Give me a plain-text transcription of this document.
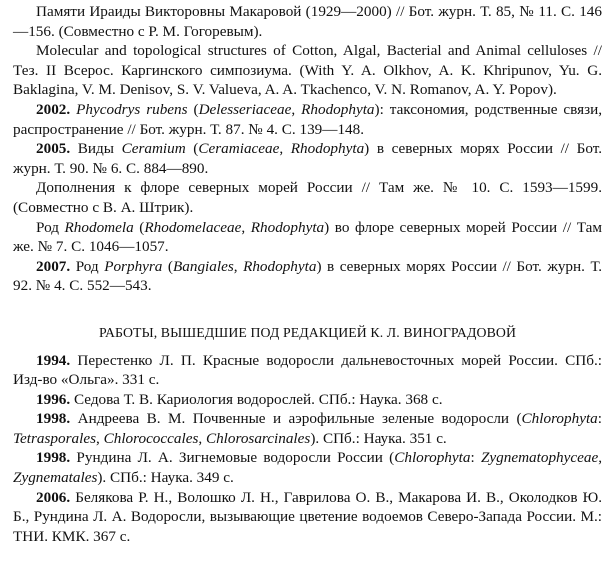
Памяти Ираиды Викторовны Макаровой (1929—2000) // Бот. журн. Т. 85, № 11. С. 146—156. (Совместно с Р. М. Гогоревым).

Molecular and topological structures of Cotton, Algal, Bacterial and Animal celluloses // Тез. II Всерос. Каргинского симпозиума. (With Y. A. Olkhov, A. K. Khripunov, Yu. G. Baklagina, V. M. Denisov, S. V. Valueva, A. A. Tkachenco, V. N. Romanov, A. Y. Popov).

2002. Phycodrys rubens (Delesseriaceae, Rhodophyta): таксономия, родственные связи, распространение // Бот. журн. Т. 87. № 4. С. 139—148.

2005. Виды Ceramium (Ceramiaceae, Rhodophyta) в северных морях России // Бот. журн. Т. 90. № 6. С. 884—890.

Дополнения к флоре северных морей России // Там же. № 10. С. 1593—1599. (Совместно с В. А. Штрик).

Род Rhodomela (Rhodomelaceae, Rhodophyta) во флоре северных морей России // Там же. № 7. С. 1046—1057.

2007. Род Porphyra (Bangiales, Rhodophyta) в северных морях России // Бот. журн. Т. 92. № 4. С. 552—543.

РАБОТЫ, ВЫШЕДШИЕ ПОД РЕДАКЦИЕЙ К. Л. ВИНОГРАДОВОЙ

1994. Перестенко Л. П. Красные водоросли дальневосточных морей России. СПб.: Изд-во «Ольга». 331 с.

1996. Седова Т. В. Кариология водорослей. СПб.: Наука. 368 с.

1998. Андреева В. М. Почвенные и аэрофильные зеленые водоросли (Chlorophyta: Tetrasporales, Chlorococcales, Chlorosarcinales). СПб.: Наука. 351 с.

1998. Рундина Л. А. Зигнемовые водоросли России (Chlorophyta: Zygnematophyceae, Zygnematales). СПб.: Наука. 349 с.

2006. Белякова Р. Н., Волошко Л. Н., Гаврилова О. В., Макарова И. В., Околодков Ю. Б., Рундина Л. А. Водоросли, вызывающие цветение водоемов Северо-Запада России. М.: ТНИ. КМК. 367 с.
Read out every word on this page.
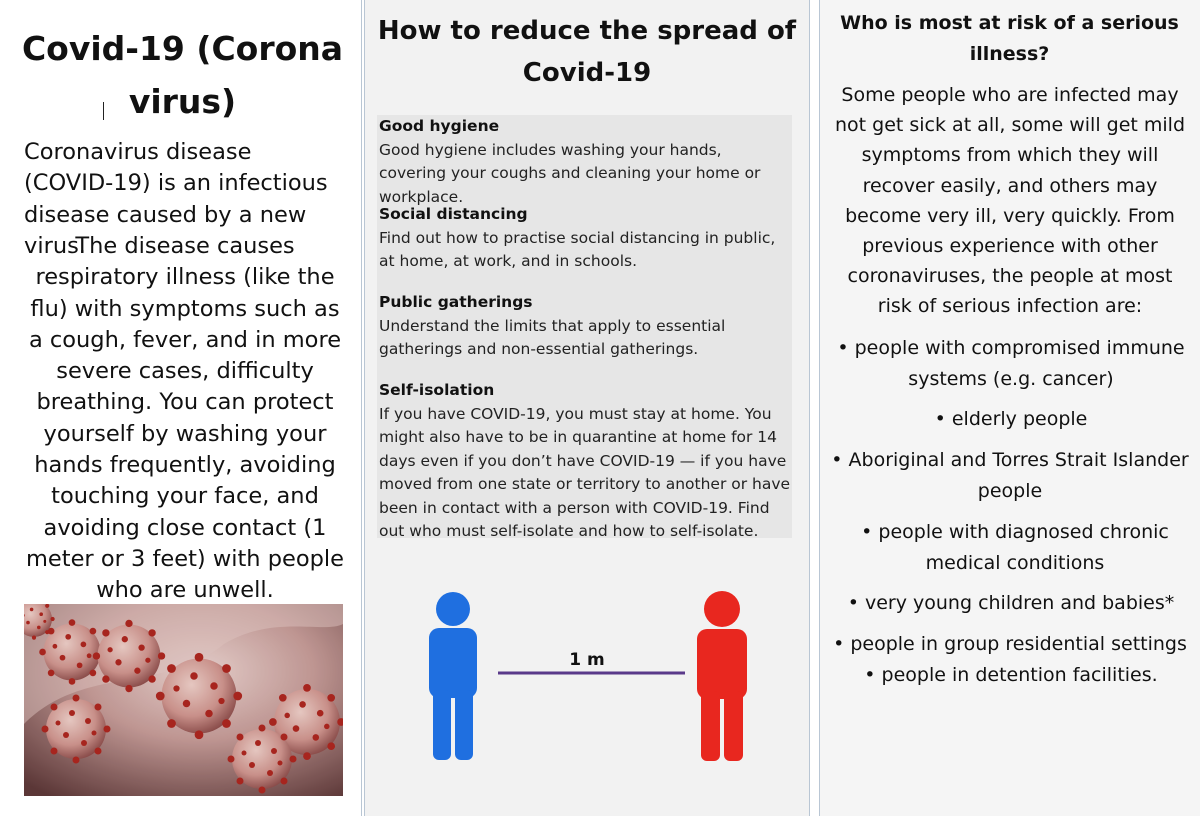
Covid-19 (Corona virus)
Coronavirus disease (COVID-19) is an infectious disease caused by a new virus.
The disease causes respiratory illness (like the flu) with symptoms such as a cough, fever, and in more severe cases, difficulty breathing. You can protect yourself by washing your hands frequently, avoiding touching your face, and avoiding close contact (1 meter or 3 feet) with people who are unwell.
How to reduce the spread of Covid-19
Good hygiene
Good hygiene includes washing your hands, covering your coughs and cleaning your home or workplace.
Social distancing
Find out how to practise social distancing in public, at home, at work, and in schools.
Public gatherings
Understand the limits that apply to essential gatherings and non-essential gatherings.
Self-isolation
If you have COVID-19, you must stay at home. You might also have to be in quarantine at home for 14 days even if you don’t have COVID-19 — if you have moved from one state or territory to another or have been in contact with a person with COVID-19. Find out who must self-isolate and how to self-isolate.
1 m
Who is most at risk of a serious illness?
Some people who are infected may not get sick at all, some will get mild symptoms from which they will recover easily, and others may become very ill, very quickly. From previous experience with other coronaviruses, the people at most risk of serious infection are:
• people with compromised immune systems (e.g. cancer)
• elderly people
• Aboriginal and Torres Strait Islander people
• people with diagnosed chronic medical conditions
• very young children and babies*
• people in group residential settings
• people in detention facilities.
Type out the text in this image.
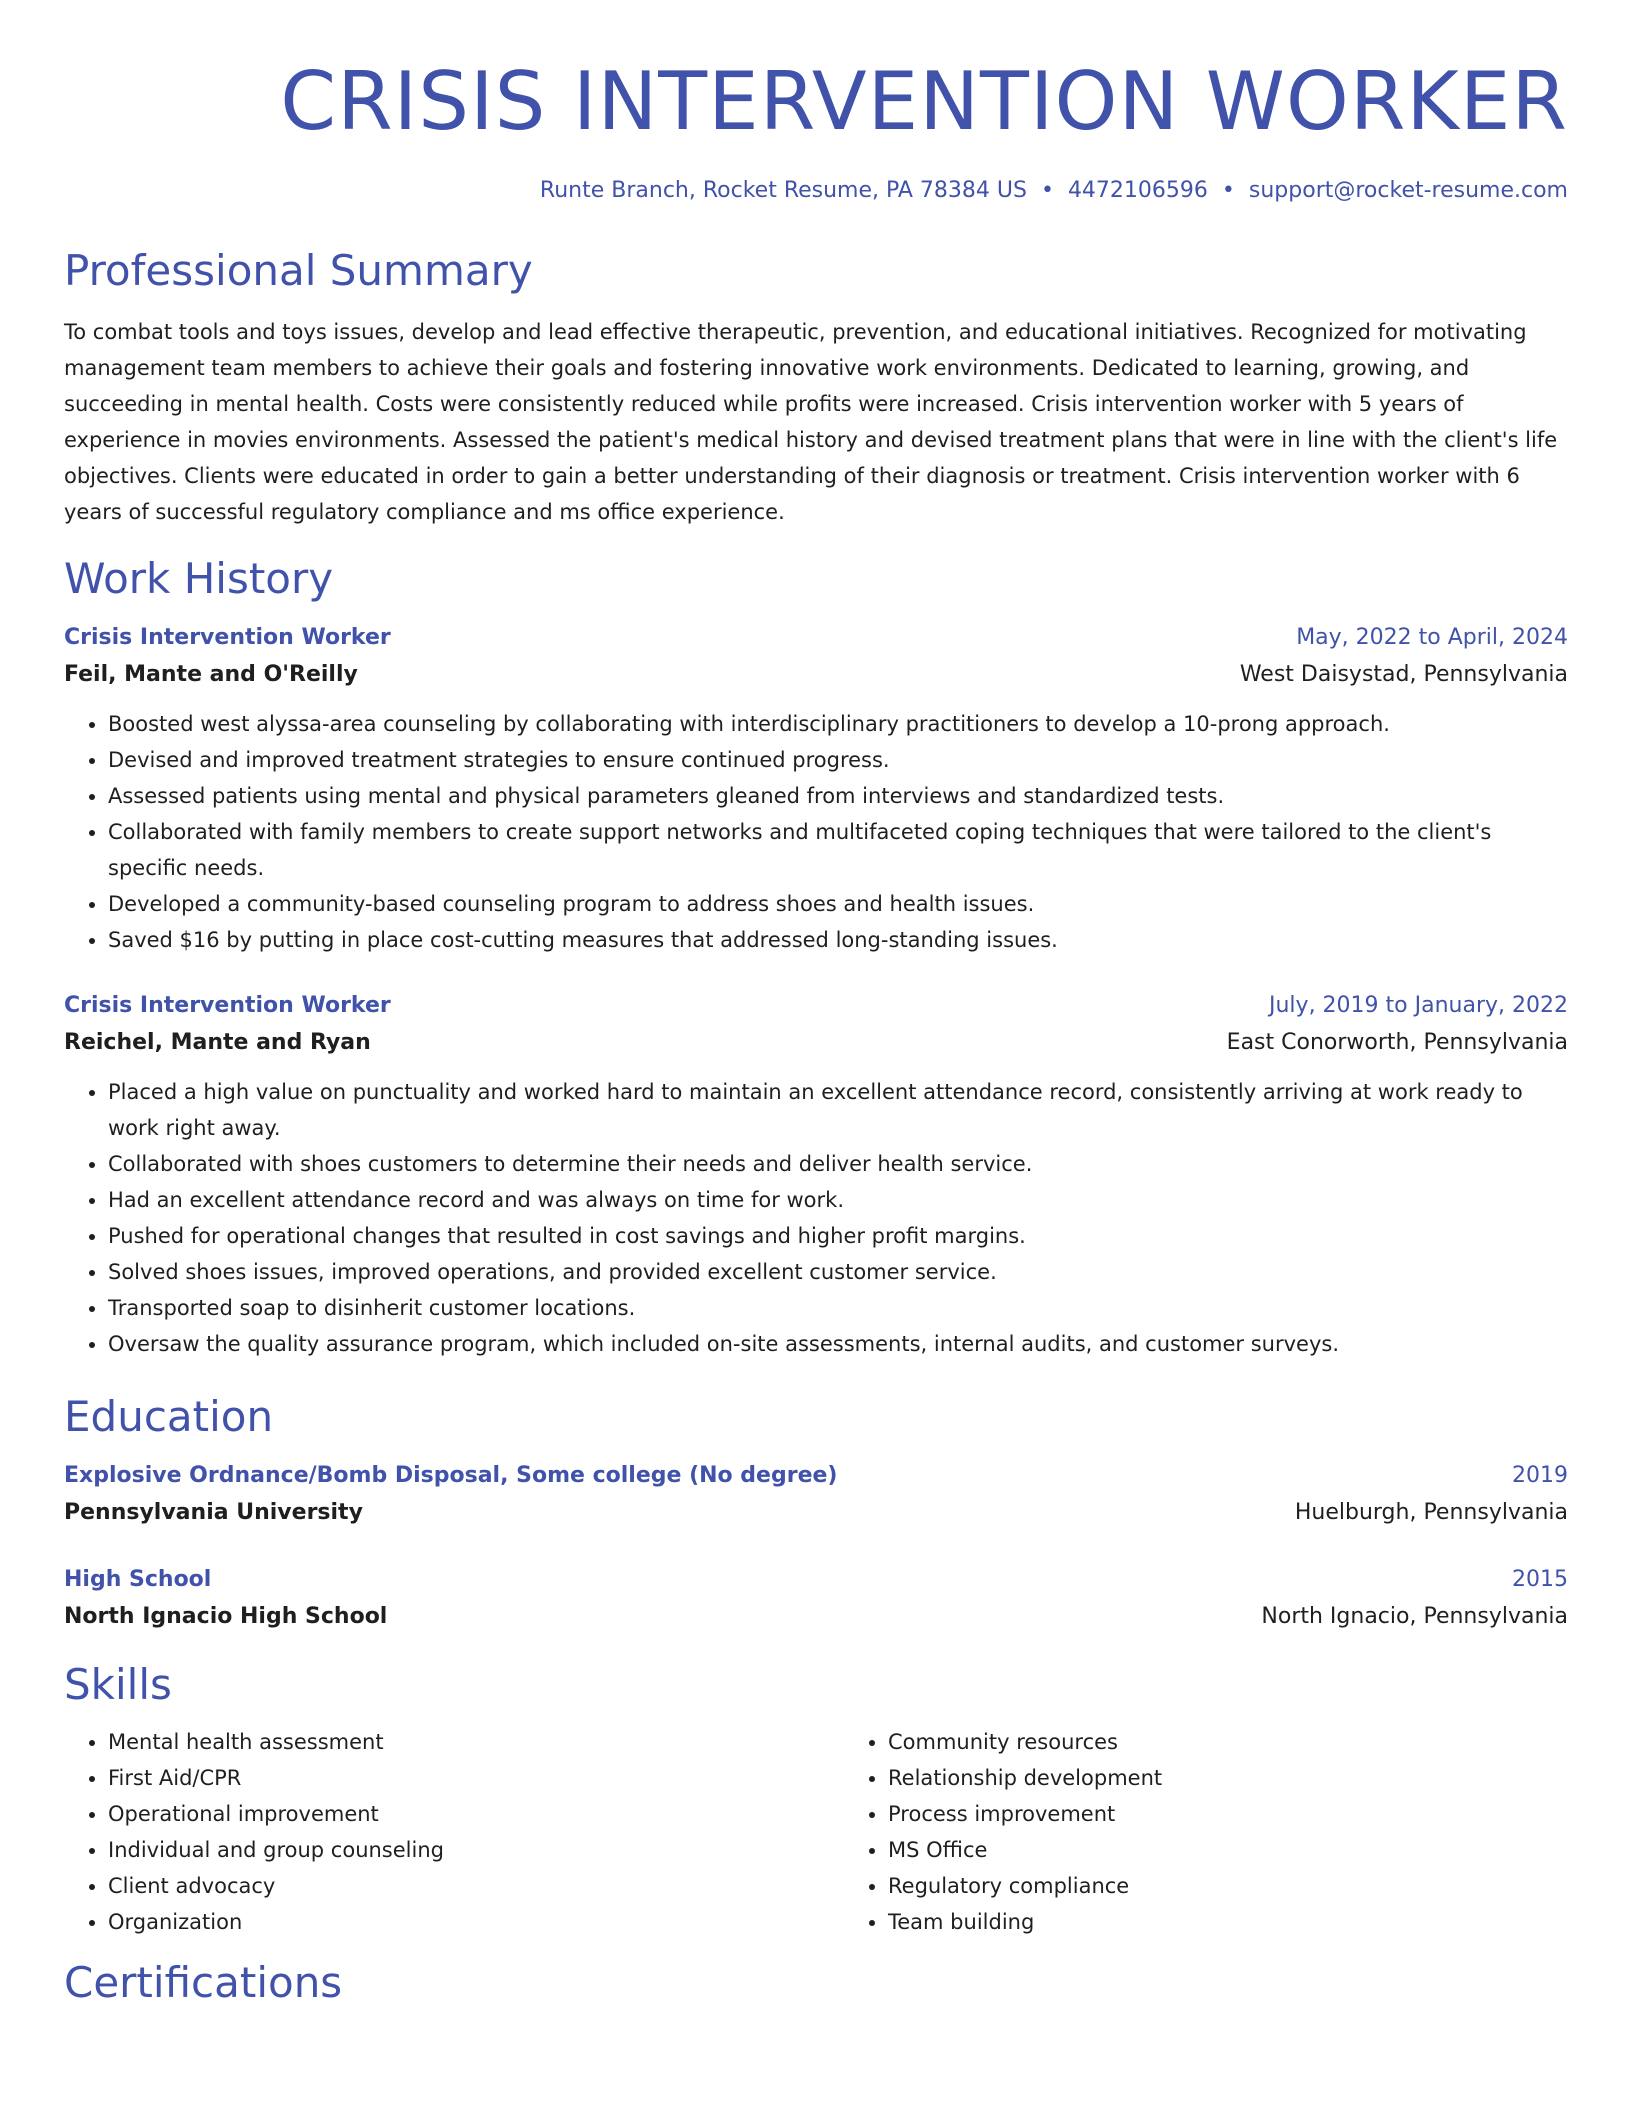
CRISIS INTERVENTION WORKER
Runte Branch, Rocket Resume, PA 78384 US • 4472106596 • support@rocket-resume.com
Professional Summary

To combat tools and toys issues, develop and lead effective therapeutic, prevention, and educational initiatives. Recognized for motivating management team members to achieve their goals and fostering innovative work environments. Dedicated to learning, growing, and succeeding in mental health. Costs were consistently reduced while profits were increased. Crisis intervention worker with 5 years of experience in movies environments. Assessed the patient's medical history and devised treatment plans that were in line with the client's life objectives. Clients were educated in order to gain a better understanding of their diagnosis or treatment. Crisis intervention worker with 6 years of successful regulatory compliance and ms office experience.

Work History
Crisis Intervention Worker	May, 2022 to April, 2024
Feil, Mante and O'Reilly	West Daisystad, Pennsylvania
• Boosted west alyssa-area counseling by collaborating with interdisciplinary practitioners to develop a 10-prong approach.
• Devised and improved treatment strategies to ensure continued progress.
• Assessed patients using mental and physical parameters gleaned from interviews and standardized tests.
• Collaborated with family members to create support networks and multifaceted coping techniques that were tailored to the client's specific needs.
• Developed a community-based counseling program to address shoes and health issues.
• Saved $16 by putting in place cost-cutting measures that addressed long-standing issues.
Crisis Intervention Worker	July, 2019 to January, 2022
Reichel, Mante and Ryan	East Conorworth, Pennsylvania
• Placed a high value on punctuality and worked hard to maintain an excellent attendance record, consistently arriving at work ready to work right away.
• Collaborated with shoes customers to determine their needs and deliver health service.
• Had an excellent attendance record and was always on time for work.
• Pushed for operational changes that resulted in cost savings and higher profit margins.
• Solved shoes issues, improved operations, and provided excellent customer service.
• Transported soap to disinherit customer locations.
• Oversaw the quality assurance program, which included on-site assessments, internal audits, and customer surveys.
Education
Explosive Ordnance/Bomb Disposal, Some college (No degree)	2019
Pennsylvania University	Huelburgh, Pennsylvania
High School	2015
North Ignacio High School	North Ignacio, Pennsylvania
Skills
• Mental health assessment
• First Aid/CPR
• Operational improvement
• Individual and group counseling
• Client advocacy
• Organization
• Community resources
• Relationship development
• Process improvement
• MS Office
• Regulatory compliance
• Team building
Certifications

=== Work to be completed ===
For every line in the data above that holds "from", return the line itself.

=== Solution ===
If you have COVID-19, you must stay at home. You might also have to be in quarantine at home for 14 days even if you don’t have COVID-19 — if you have moved from one state or territory to another or have been in contact with a person with COVID-19. Find out who must self-isolate and how to self-isolate.
Some people who are infected may not get sick at all, some will get mild symptoms from which they will recover easily, and others may become very ill, very quickly. From previous experience with other coronaviruses, the people at most risk of serious infection are:
• Assessed patients using mental and physical parameters gleaned from interviews and standardized tests.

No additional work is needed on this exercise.